-- Aim --
Find how many lines hold the word "회원가입" and give that number only.
━━━━━━━━━━━━━━━━━━━━
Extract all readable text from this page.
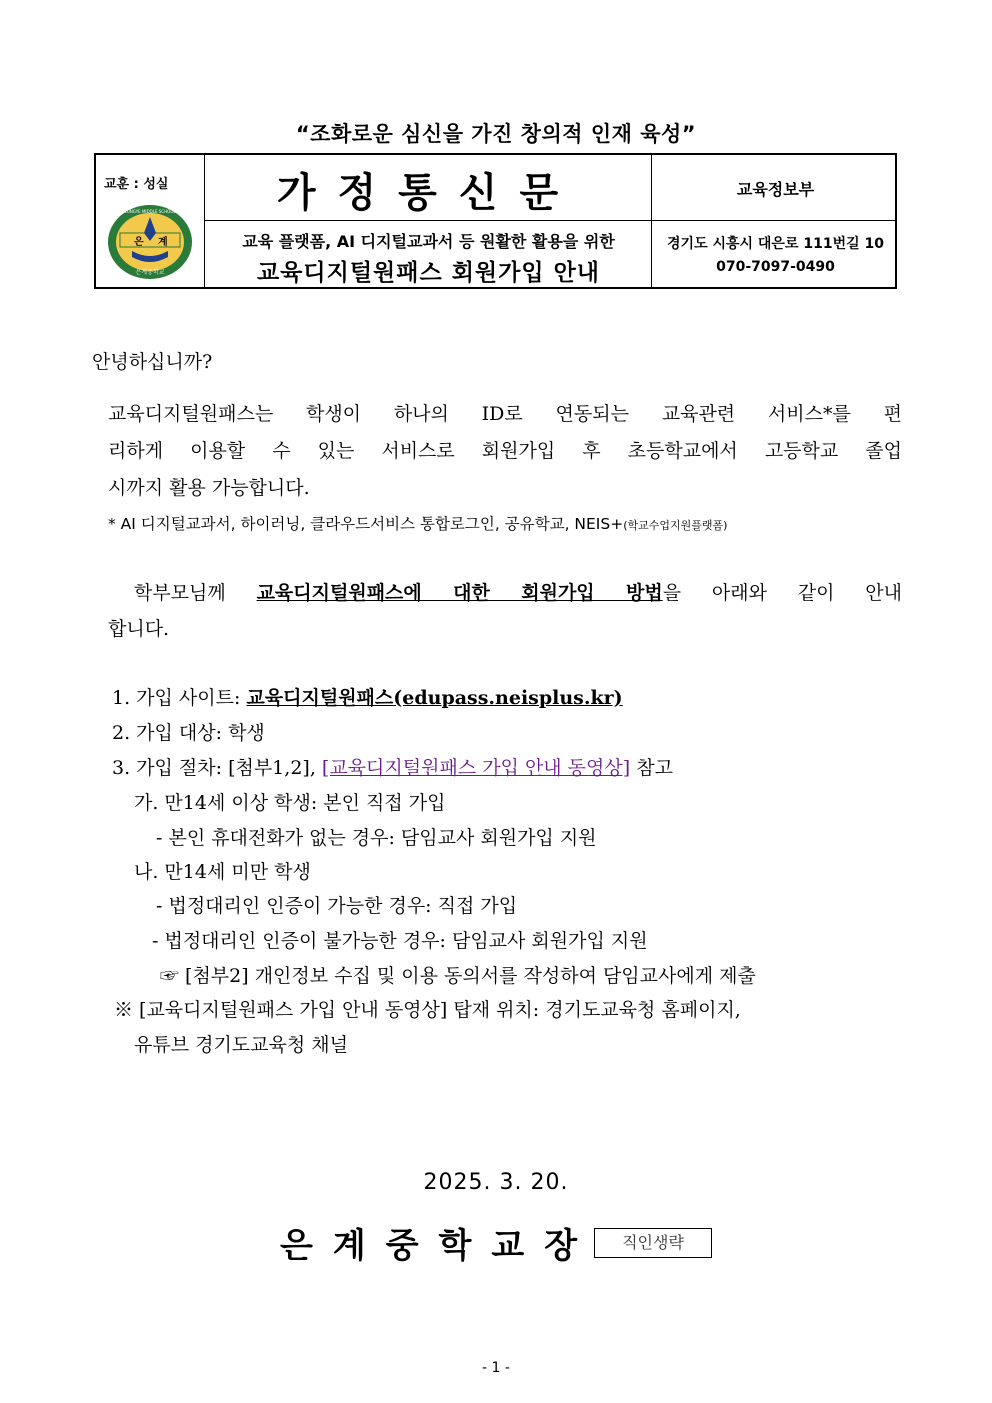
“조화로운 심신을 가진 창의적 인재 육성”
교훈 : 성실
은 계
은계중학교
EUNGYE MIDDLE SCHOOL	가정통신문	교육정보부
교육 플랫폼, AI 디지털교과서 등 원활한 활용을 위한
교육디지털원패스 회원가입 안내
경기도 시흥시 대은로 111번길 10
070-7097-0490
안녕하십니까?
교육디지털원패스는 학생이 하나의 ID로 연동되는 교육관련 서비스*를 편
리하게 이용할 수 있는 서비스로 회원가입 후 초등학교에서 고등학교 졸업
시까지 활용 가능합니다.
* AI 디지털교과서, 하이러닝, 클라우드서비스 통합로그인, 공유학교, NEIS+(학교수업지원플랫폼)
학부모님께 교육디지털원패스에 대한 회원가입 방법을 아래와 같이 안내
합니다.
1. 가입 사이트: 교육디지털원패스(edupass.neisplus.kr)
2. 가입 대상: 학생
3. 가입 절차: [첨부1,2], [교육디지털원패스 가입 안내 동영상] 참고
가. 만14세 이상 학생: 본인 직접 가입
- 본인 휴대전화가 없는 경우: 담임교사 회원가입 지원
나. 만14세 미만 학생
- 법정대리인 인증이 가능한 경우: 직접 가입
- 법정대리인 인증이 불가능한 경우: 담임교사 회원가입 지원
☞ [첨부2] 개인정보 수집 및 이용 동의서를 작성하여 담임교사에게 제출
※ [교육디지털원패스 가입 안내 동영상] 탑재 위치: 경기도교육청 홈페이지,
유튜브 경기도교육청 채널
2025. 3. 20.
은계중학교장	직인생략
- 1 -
━━━━━━━━━━━━━━━━━━━━
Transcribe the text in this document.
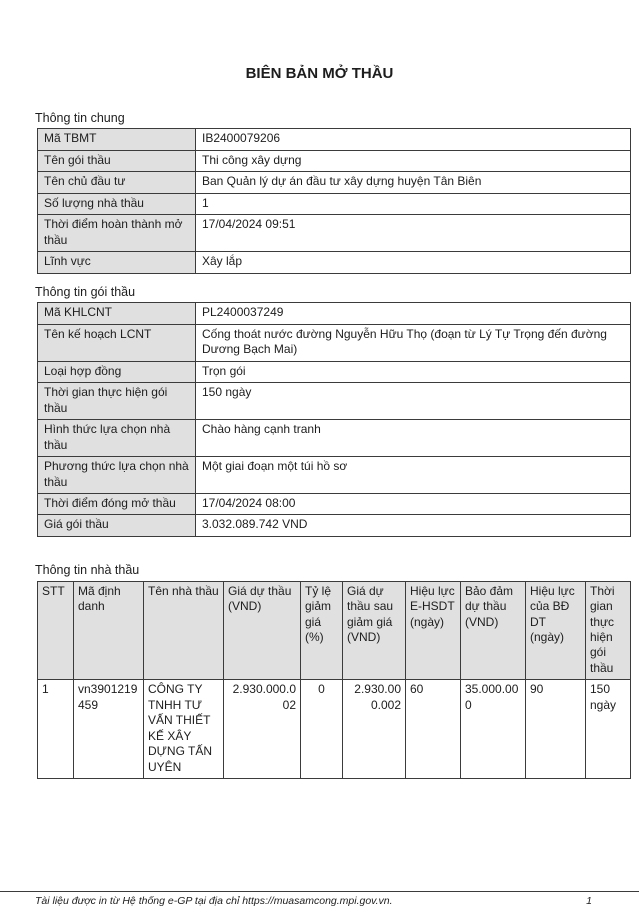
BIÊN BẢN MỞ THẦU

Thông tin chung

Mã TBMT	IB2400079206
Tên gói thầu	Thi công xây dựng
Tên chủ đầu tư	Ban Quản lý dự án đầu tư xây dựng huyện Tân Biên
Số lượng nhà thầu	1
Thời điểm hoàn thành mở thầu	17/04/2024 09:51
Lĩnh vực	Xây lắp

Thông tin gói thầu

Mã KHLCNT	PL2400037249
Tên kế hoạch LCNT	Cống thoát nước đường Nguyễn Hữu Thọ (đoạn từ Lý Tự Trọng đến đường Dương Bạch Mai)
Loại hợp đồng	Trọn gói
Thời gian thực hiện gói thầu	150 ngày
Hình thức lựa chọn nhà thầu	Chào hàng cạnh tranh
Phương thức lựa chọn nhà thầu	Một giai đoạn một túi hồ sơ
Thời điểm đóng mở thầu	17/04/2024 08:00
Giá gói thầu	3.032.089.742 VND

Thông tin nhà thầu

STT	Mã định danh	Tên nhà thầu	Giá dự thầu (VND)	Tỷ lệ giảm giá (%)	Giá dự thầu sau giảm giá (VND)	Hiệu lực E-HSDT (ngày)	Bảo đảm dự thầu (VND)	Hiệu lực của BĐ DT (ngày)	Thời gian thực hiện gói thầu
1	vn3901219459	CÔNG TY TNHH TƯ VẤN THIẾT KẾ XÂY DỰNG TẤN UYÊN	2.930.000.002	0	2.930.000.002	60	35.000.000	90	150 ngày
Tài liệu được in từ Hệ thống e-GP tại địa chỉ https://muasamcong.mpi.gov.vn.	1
━━━━━━━━━━━━━━━━━━━━
-- Correct response --
5